--- RECORDS FOR THIS TASK ---

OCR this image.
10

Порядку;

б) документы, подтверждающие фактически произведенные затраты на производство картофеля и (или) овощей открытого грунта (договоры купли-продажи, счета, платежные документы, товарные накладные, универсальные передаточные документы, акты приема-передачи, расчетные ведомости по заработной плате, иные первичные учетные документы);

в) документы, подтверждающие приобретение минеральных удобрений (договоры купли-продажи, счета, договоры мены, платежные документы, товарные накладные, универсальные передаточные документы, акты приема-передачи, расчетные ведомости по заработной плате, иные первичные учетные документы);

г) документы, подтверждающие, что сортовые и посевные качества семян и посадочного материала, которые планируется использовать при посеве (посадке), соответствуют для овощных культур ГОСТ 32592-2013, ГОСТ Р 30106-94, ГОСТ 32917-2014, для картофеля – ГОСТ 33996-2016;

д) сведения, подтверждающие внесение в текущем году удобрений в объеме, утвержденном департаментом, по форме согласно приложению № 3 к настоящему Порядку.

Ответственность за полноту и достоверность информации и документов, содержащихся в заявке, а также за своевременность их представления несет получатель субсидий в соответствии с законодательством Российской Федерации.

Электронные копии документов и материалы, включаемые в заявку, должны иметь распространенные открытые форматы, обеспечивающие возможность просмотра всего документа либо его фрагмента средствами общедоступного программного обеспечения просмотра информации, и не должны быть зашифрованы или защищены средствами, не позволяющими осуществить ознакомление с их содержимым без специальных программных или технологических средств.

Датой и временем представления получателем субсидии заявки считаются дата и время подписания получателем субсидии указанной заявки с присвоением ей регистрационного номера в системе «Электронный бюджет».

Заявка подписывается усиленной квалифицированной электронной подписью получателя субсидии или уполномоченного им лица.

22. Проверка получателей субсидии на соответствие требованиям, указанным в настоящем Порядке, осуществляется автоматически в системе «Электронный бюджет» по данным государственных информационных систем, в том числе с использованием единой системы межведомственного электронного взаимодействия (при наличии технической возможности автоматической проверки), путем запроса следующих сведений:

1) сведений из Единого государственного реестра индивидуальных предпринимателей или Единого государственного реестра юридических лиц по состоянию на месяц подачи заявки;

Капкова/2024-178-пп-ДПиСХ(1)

---
--- RECORDS FOR THIS TASK ---

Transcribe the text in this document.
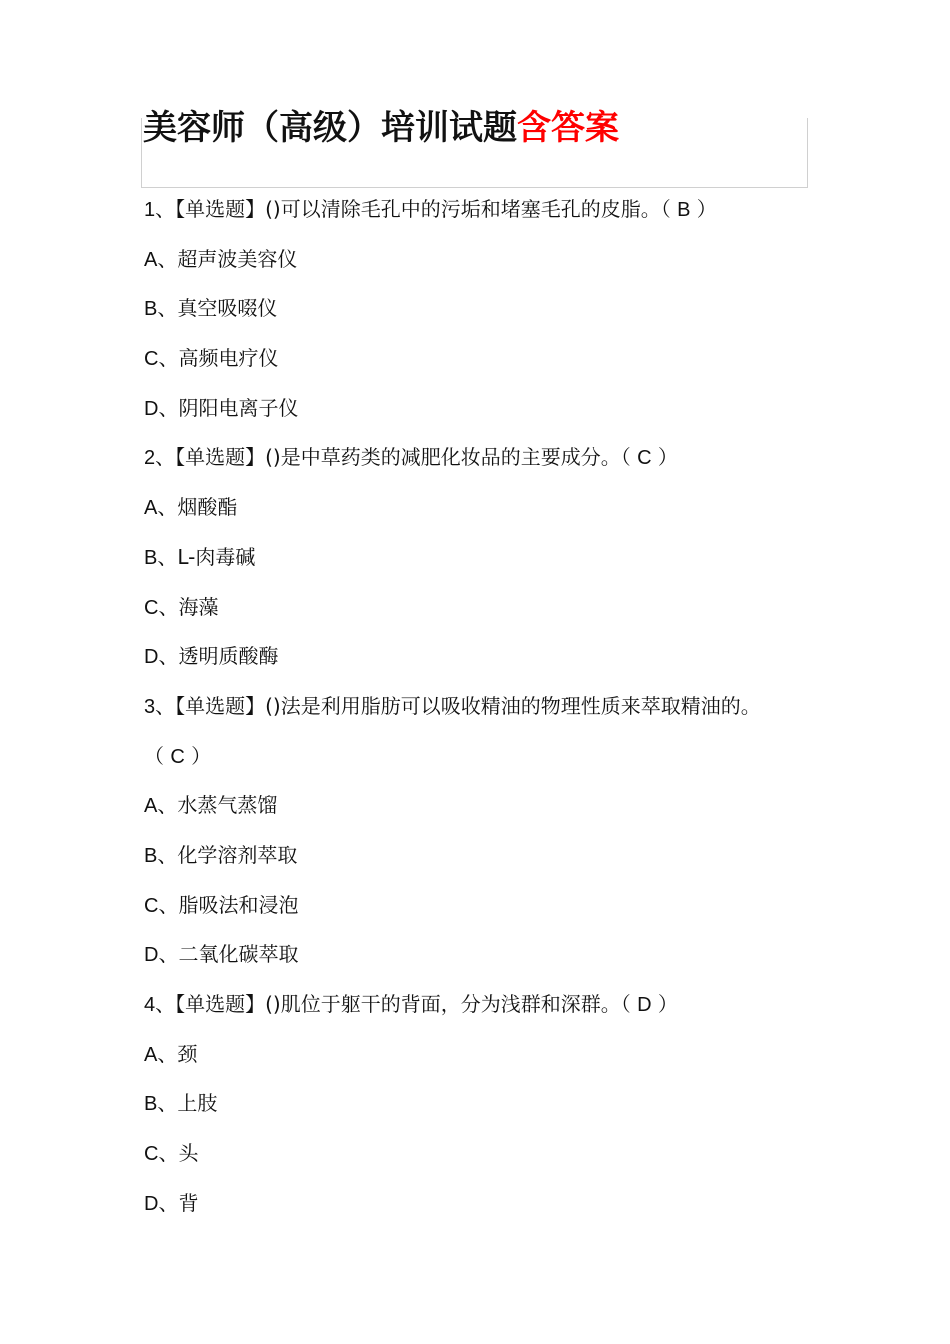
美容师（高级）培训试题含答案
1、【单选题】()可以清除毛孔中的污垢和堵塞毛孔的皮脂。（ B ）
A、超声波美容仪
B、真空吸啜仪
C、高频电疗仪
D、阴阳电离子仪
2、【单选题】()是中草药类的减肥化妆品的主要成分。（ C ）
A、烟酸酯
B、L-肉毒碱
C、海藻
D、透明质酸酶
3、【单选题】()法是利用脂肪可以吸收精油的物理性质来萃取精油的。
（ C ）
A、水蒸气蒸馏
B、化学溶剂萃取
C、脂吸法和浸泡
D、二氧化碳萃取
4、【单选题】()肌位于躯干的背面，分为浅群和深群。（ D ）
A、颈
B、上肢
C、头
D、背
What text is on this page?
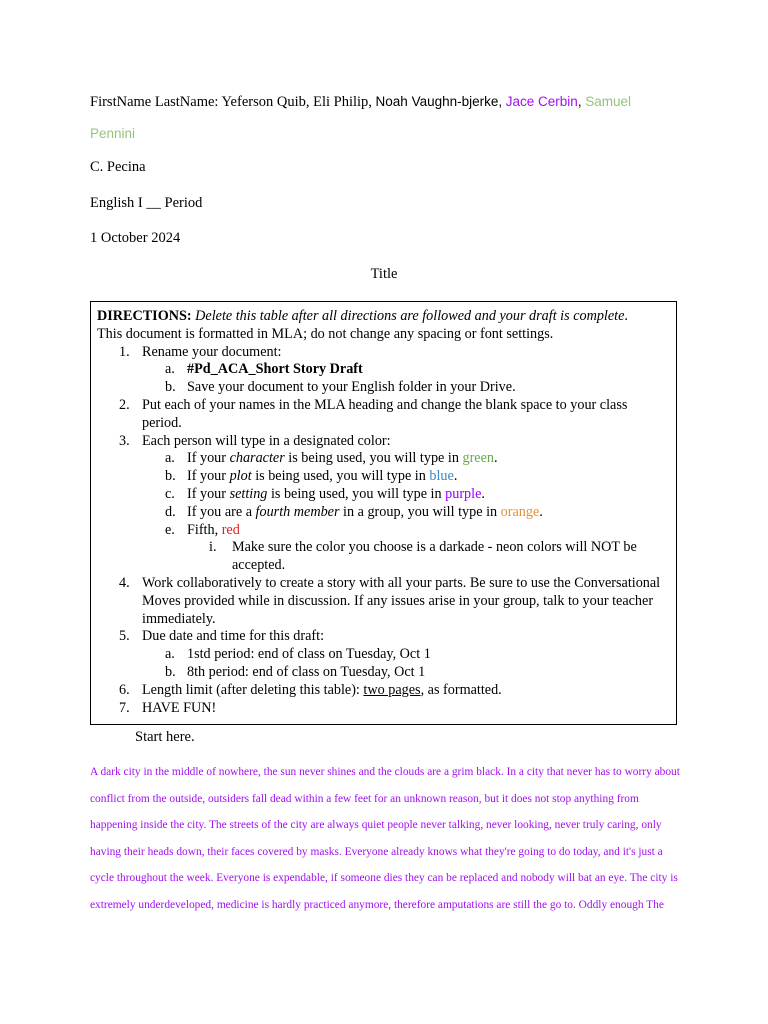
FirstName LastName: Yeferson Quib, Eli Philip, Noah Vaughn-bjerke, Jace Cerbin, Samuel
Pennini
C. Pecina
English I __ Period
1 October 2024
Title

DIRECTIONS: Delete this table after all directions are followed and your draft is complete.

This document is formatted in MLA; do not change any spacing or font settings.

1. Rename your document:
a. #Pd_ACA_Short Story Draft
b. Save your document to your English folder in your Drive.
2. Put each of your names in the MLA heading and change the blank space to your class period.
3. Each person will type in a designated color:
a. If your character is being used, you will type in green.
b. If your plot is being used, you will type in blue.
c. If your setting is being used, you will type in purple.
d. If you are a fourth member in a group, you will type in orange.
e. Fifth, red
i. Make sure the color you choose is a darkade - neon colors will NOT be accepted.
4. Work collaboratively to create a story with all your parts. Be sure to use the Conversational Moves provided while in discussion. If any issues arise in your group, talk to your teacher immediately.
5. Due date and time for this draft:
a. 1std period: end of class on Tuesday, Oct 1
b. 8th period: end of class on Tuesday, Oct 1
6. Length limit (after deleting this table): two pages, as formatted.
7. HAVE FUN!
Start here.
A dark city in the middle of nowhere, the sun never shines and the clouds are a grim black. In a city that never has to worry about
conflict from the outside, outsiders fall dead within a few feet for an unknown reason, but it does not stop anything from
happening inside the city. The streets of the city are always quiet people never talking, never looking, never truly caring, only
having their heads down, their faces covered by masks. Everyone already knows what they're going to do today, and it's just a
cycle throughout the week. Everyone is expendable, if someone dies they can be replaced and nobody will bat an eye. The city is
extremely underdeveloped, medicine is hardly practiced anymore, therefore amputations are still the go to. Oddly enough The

---

Show every line of the listing in which the string "бюджет" can be found.

FINISHED EXERCISE:
Датой и временем представления получателем субсидии заявки считаются дата и время подписания получателем субсидии указанной заявки с присвоением ей регистрационного номера в системе «Электронный бюджет».
22. Проверка получателей субсидии на соответствие требованиям, указанным в настоящем Порядке, осуществляется автоматически в системе «Электронный бюджет» по данным государственных информационных систем, в том числе с использованием единой системы межведомственного электронного взаимодействия (при наличии технической возможности автоматической проверки), путем запроса следующих сведений:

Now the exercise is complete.